Aim → Wherever the word "Mentorship" appears in a line, extract that line.
★ ★ ★ ★ ★ ★ ★
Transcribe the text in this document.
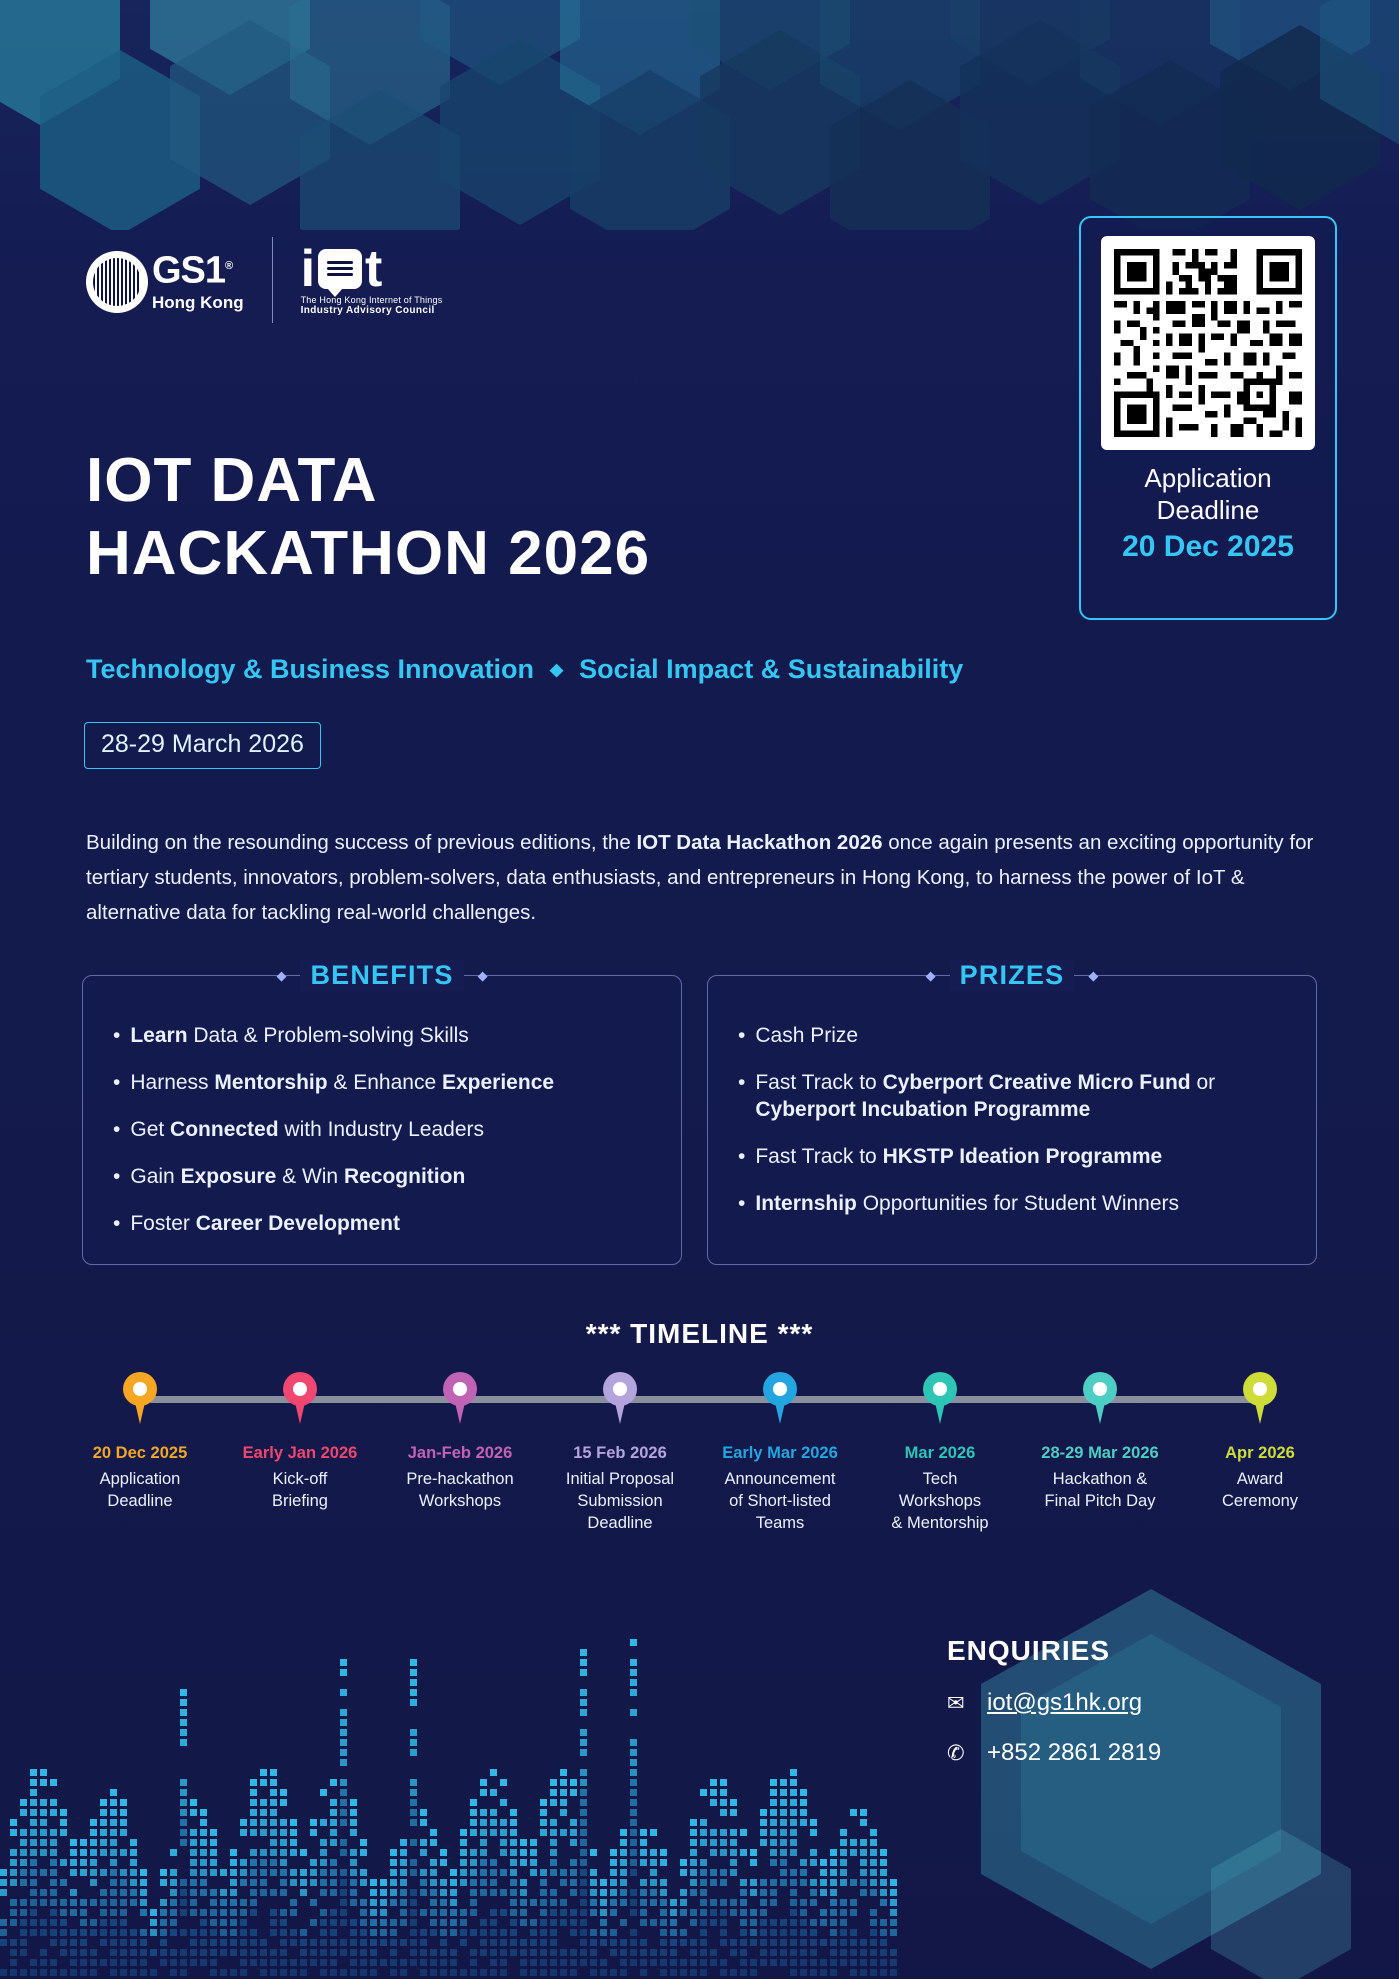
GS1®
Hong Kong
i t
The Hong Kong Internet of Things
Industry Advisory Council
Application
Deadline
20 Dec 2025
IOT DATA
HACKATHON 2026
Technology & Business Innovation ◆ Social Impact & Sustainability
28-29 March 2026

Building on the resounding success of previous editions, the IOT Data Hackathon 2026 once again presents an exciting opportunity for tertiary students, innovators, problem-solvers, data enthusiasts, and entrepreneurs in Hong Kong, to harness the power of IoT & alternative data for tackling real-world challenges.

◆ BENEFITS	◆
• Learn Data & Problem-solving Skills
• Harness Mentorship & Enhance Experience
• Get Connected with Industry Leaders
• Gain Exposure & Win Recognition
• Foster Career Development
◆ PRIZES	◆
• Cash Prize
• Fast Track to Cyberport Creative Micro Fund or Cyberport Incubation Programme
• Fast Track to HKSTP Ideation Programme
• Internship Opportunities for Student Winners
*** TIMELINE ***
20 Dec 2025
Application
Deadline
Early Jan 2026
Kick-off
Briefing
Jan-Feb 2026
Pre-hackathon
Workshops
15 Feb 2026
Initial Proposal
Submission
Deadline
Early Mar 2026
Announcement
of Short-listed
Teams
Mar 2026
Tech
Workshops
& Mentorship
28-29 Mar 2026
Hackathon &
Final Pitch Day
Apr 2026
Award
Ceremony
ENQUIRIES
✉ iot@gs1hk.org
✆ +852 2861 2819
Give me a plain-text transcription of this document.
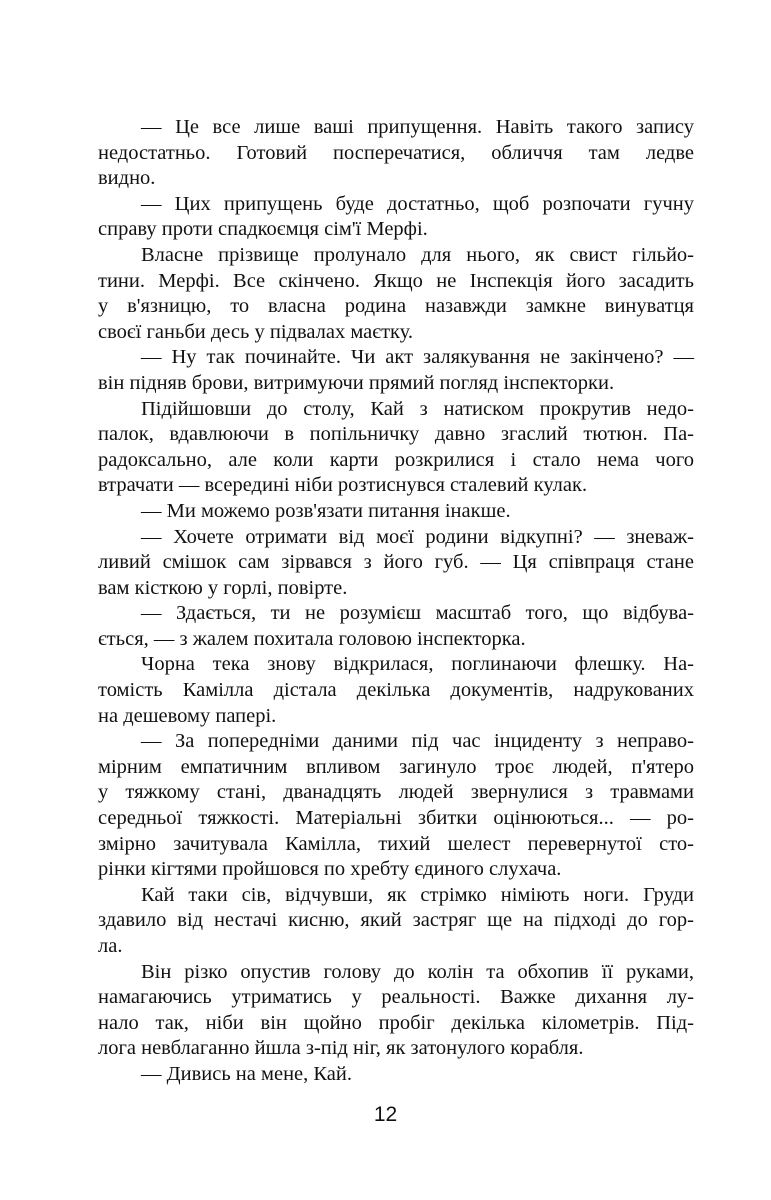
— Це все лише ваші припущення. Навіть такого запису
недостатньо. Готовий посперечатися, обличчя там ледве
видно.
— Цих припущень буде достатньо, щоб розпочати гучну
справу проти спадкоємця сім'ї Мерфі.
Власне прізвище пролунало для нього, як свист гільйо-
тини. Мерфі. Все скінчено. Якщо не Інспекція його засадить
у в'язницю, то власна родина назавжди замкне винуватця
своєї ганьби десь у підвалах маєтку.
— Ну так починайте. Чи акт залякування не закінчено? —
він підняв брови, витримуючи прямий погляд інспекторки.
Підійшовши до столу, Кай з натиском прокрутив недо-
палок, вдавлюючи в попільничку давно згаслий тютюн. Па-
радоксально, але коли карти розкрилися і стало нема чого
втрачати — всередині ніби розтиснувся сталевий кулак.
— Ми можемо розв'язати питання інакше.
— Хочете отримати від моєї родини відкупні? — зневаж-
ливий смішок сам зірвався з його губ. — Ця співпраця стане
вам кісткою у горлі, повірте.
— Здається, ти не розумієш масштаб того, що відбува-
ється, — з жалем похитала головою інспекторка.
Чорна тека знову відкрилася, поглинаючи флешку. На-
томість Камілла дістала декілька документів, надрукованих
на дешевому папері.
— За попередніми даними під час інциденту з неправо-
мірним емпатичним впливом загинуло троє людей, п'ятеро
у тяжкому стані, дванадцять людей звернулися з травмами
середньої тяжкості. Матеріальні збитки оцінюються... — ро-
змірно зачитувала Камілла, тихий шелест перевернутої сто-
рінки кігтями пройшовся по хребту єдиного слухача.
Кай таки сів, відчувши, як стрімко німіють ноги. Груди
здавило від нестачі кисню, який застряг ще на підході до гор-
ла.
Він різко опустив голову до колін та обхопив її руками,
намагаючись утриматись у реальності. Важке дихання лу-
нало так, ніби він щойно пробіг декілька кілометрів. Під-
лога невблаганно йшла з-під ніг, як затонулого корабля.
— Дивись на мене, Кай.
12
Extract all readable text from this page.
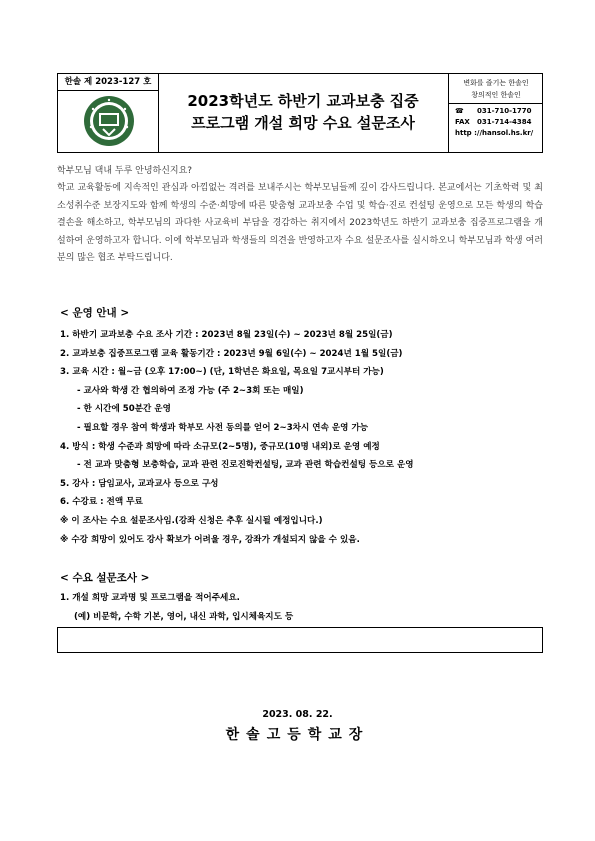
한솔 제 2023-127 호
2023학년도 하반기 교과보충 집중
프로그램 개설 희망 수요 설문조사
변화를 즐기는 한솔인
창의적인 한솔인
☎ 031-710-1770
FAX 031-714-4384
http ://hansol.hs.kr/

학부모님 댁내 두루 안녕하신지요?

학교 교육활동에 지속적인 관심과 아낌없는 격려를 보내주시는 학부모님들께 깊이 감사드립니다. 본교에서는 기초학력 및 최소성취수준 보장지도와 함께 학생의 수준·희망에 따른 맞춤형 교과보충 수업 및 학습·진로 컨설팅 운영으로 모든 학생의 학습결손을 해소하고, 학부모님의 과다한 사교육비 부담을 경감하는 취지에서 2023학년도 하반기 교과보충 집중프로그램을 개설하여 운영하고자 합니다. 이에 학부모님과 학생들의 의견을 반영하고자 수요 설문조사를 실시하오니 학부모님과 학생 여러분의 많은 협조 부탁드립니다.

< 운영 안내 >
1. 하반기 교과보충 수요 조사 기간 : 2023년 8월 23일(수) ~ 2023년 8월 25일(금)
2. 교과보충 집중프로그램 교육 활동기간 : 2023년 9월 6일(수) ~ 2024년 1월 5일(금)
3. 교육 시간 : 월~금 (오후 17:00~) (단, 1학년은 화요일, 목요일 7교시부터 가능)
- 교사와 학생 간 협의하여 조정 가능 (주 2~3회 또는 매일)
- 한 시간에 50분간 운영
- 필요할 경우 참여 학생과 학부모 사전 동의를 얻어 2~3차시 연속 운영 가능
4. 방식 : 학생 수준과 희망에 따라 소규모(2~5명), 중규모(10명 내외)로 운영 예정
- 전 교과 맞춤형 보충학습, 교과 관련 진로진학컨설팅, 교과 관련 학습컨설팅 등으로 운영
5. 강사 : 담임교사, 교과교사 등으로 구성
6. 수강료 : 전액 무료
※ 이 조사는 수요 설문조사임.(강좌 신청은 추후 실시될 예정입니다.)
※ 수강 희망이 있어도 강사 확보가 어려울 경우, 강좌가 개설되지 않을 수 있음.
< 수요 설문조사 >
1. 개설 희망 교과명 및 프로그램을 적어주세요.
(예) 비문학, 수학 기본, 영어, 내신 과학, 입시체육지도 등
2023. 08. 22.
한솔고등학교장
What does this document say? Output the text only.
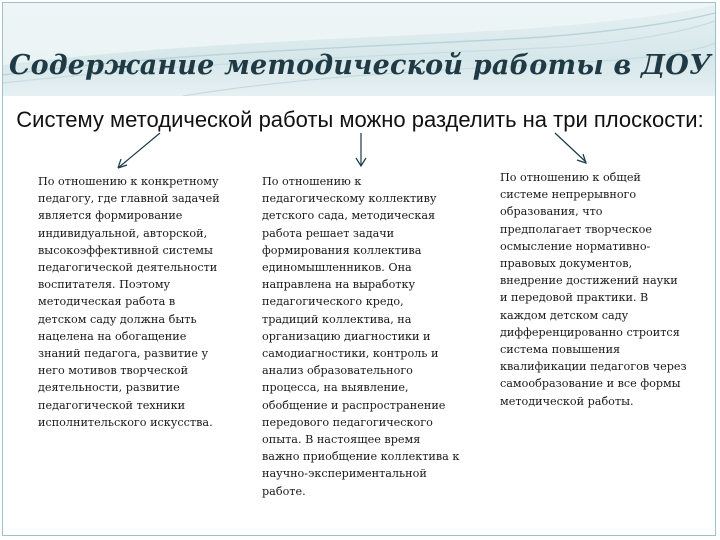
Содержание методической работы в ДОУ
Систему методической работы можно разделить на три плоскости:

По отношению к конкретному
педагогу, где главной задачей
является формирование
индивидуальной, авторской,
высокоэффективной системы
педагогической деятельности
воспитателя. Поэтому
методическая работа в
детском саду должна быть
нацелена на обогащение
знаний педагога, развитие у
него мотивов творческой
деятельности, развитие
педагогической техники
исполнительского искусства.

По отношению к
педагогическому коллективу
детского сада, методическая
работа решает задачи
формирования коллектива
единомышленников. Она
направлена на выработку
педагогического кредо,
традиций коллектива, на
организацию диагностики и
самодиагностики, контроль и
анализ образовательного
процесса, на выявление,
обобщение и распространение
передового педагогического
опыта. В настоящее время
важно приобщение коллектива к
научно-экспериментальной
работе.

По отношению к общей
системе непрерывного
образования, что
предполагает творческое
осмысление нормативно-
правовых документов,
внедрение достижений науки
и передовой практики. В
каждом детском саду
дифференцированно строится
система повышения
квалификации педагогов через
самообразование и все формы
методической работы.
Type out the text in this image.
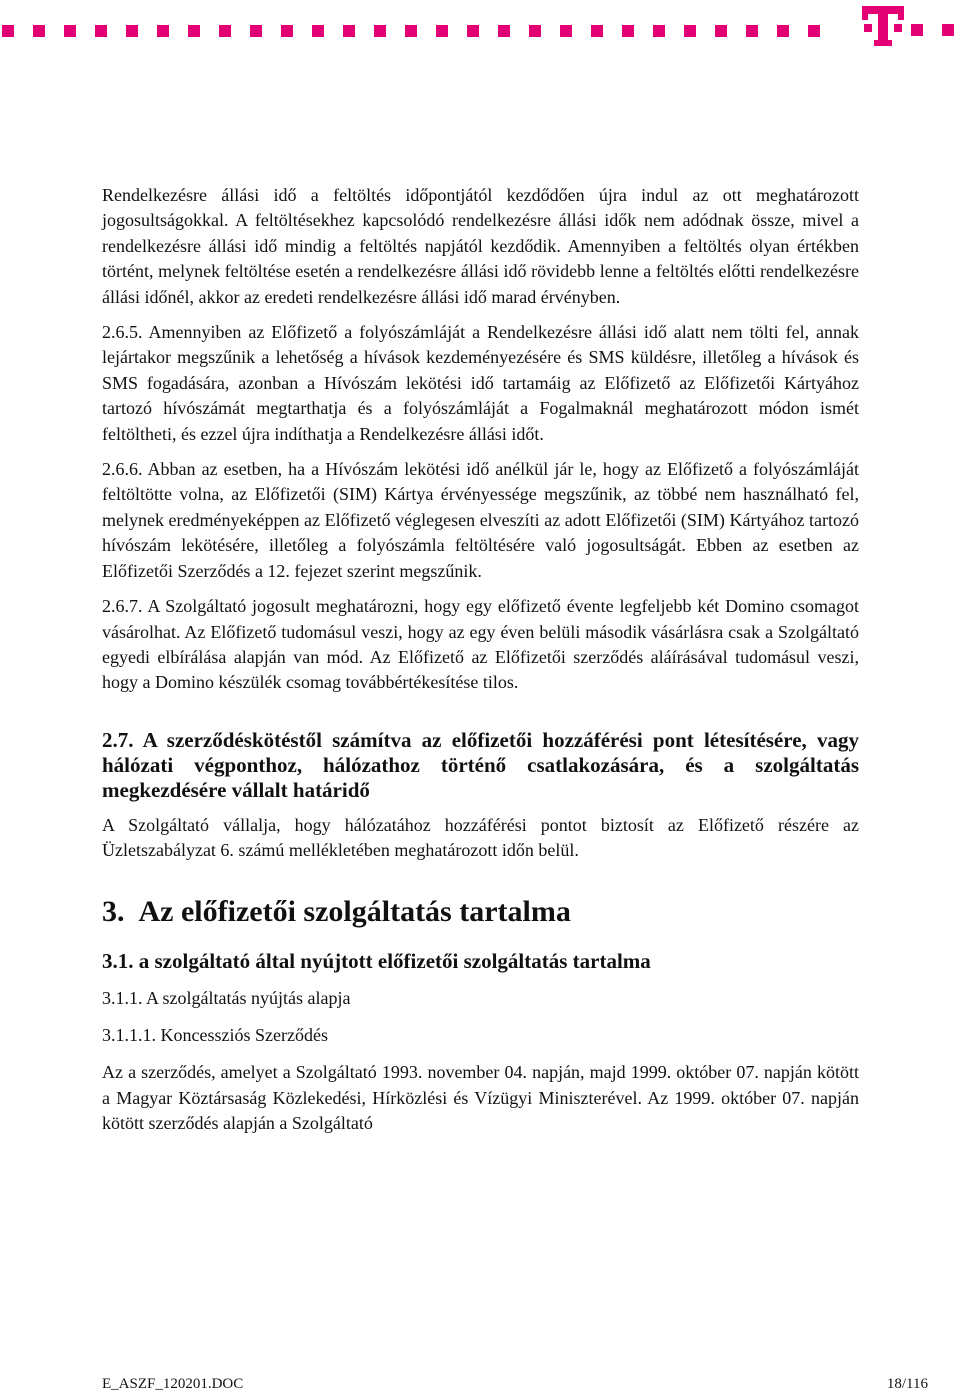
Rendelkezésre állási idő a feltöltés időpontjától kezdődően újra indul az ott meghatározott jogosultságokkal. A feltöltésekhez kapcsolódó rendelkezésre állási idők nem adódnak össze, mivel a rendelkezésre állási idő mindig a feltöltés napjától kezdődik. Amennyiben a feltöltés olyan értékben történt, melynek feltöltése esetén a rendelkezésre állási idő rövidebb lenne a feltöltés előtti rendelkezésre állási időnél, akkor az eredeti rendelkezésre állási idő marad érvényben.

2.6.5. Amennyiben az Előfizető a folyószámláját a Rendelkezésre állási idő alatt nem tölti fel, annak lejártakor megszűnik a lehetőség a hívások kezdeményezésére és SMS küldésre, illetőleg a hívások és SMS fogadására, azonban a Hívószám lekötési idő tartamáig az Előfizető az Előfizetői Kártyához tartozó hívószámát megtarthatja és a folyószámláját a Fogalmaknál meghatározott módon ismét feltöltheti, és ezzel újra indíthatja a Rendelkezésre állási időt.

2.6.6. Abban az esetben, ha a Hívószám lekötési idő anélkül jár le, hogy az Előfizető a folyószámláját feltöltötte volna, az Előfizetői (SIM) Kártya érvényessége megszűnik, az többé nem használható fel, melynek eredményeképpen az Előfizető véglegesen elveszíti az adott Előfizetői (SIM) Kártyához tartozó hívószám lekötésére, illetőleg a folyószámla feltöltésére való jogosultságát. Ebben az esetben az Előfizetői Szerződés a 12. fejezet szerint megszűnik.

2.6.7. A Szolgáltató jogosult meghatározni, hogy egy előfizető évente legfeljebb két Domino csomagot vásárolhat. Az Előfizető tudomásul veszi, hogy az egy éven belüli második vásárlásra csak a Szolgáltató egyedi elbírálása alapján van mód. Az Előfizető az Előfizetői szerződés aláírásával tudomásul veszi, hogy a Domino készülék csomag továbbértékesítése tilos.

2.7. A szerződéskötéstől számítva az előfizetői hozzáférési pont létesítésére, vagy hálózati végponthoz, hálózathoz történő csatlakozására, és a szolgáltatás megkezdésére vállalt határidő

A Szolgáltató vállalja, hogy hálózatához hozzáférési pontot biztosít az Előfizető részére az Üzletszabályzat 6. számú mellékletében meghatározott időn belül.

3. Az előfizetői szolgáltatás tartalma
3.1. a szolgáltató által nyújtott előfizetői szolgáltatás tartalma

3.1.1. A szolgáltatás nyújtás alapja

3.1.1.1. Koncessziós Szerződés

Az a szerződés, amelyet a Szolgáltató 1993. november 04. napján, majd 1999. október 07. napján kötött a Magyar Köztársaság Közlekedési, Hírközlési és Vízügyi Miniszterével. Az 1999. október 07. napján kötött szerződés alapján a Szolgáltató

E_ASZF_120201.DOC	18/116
★ ★ ★ ★ ★ ★ ★
Exercise output →
• Harness Mentorship & Enhance Experience
& Mentorship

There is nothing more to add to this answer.